-- EXERCISE TASK --
Restate the records below word for word.

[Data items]
--- START ---
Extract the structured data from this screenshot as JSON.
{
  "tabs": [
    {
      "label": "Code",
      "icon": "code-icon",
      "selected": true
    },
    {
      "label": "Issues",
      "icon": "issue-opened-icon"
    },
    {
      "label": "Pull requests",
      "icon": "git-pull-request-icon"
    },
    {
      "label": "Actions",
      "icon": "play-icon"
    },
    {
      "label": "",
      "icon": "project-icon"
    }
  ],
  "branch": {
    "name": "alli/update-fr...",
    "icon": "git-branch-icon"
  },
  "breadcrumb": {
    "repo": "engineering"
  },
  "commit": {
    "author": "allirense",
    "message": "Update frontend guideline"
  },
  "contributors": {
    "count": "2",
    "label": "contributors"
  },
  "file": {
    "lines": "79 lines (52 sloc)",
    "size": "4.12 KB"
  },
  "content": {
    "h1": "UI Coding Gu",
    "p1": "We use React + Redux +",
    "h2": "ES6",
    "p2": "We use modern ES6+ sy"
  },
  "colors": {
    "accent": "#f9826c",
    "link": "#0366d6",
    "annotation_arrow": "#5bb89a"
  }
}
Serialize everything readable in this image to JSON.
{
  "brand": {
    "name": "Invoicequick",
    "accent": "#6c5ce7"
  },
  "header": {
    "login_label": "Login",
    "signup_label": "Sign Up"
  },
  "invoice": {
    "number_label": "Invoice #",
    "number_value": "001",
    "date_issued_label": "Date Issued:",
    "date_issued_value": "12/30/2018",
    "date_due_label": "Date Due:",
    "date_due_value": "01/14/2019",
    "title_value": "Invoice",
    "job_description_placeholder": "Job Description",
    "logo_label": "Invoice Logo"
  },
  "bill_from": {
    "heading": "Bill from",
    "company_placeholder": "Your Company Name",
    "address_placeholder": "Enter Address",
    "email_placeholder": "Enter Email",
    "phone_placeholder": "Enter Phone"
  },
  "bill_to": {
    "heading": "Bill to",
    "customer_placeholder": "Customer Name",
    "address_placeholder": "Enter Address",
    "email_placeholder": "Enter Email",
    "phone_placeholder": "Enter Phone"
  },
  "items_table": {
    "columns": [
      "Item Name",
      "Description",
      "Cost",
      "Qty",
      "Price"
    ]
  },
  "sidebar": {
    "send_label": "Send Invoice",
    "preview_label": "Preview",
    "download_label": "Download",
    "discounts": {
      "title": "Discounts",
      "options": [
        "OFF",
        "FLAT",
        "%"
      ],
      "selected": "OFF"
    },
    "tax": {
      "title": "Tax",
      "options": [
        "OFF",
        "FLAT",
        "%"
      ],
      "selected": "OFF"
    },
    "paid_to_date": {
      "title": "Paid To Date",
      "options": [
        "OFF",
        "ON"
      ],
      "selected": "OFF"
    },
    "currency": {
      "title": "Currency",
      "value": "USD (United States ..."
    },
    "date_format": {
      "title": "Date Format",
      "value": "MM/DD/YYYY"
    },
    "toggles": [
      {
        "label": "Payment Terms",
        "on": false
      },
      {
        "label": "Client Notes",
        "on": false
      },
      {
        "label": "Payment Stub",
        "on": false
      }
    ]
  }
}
--- END ---
-- SOLUTION FOR THIS EXERCISE --
Extract the structured data from this screenshot as JSON.
{
  "tabs": [
    {
      "label": "Code",
      "icon": "code-icon",
      "selected": true
    },
    {
      "label": "Issues",
      "icon": "issue-opened-icon"
    },
    {
      "label": "Pull requests",
      "icon": "git-pull-request-icon"
    },
    {
      "label": "Actions",
      "icon": "play-icon"
    },
    {
      "label": "",
      "icon": "project-icon"
    }
  ],
  "branch": {
    "name": "alli/update-fr...",
    "icon": "git-branch-icon"
  },
  "breadcrumb": {
    "repo": "engineering"
  },
  "commit": {
    "author": "allirense",
    "message": "Update frontend guideline"
  },
  "contributors": {
    "count": "2",
    "label": "contributors"
  },
  "file": {
    "lines": "79 lines (52 sloc)",
    "size": "4.12 KB"
  },
  "content": {
    "h1": "UI Coding Gu",
    "p1": "We use React + Redux +",
    "h2": "ES6",
    "p2": "We use modern ES6+ sy"
  },
  "colors": {
    "accent": "#f9826c",
    "link": "#0366d6",
    "annotation_arrow": "#5bb89a"
  }
}
Serialize everything readable in this image to JSON.
{
  "brand": {
    "name": "Invoicequick",
    "accent": "#6c5ce7"
  },
  "header": {
    "login_label": "Login",
    "signup_label": "Sign Up"
  },
  "invoice": {
    "number_label": "Invoice #",
    "number_value": "001",
    "date_issued_label": "Date Issued:",
    "date_issued_value": "12/30/2018",
    "date_due_label": "Date Due:",
    "date_due_value": "01/14/2019",
    "title_value": "Invoice",
    "job_description_placeholder": "Job Description",
    "logo_label": "Invoice Logo"
  },
  "bill_from": {
    "heading": "Bill from",
    "company_placeholder": "Your Company Name",
    "address_placeholder": "Enter Address",
    "email_placeholder": "Enter Email",
    "phone_placeholder": "Enter Phone"
  },
  "bill_to": {
    "heading": "Bill to",
    "customer_placeholder": "Customer Name",
    "address_placeholder": "Enter Address",
    "email_placeholder": "Enter Email",
    "phone_placeholder": "Enter Phone"
  },
  "items_table": {
    "columns": [
      "Item Name",
      "Description",
      "Cost",
      "Qty",
      "Price"
    ]
  },
  "sidebar": {
    "send_label": "Send Invoice",
    "preview_label": "Preview",
    "download_label": "Download",
    "discounts": {
      "title": "Discounts",
      "options": [
        "OFF",
        "FLAT",
        "%"
      ],
      "selected": "OFF"
    },
    "tax": {
      "title": "Tax",
      "options": [
        "OFF",
        "FLAT",
        "%"
      ],
      "selected": "OFF"
    },
    "paid_to_date": {
      "title": "Paid To Date",
      "options": [
        "OFF",
        "ON"
      ],
      "selected": "OFF"
    },
    "currency": {
      "title": "Currency",
      "value": "USD (United States ..."
    },
    "date_format": {
      "title": "Date Format",
      "value": "MM/DD/YYYY"
    },
    "toggles": [
      {
        "label": "Payment Terms",
        "on": false
      },
      {
        "label": "Client Notes",
        "on": false
      },
      {
        "label": "Payment Stub",
        "on": false
      }
    ]
  }
}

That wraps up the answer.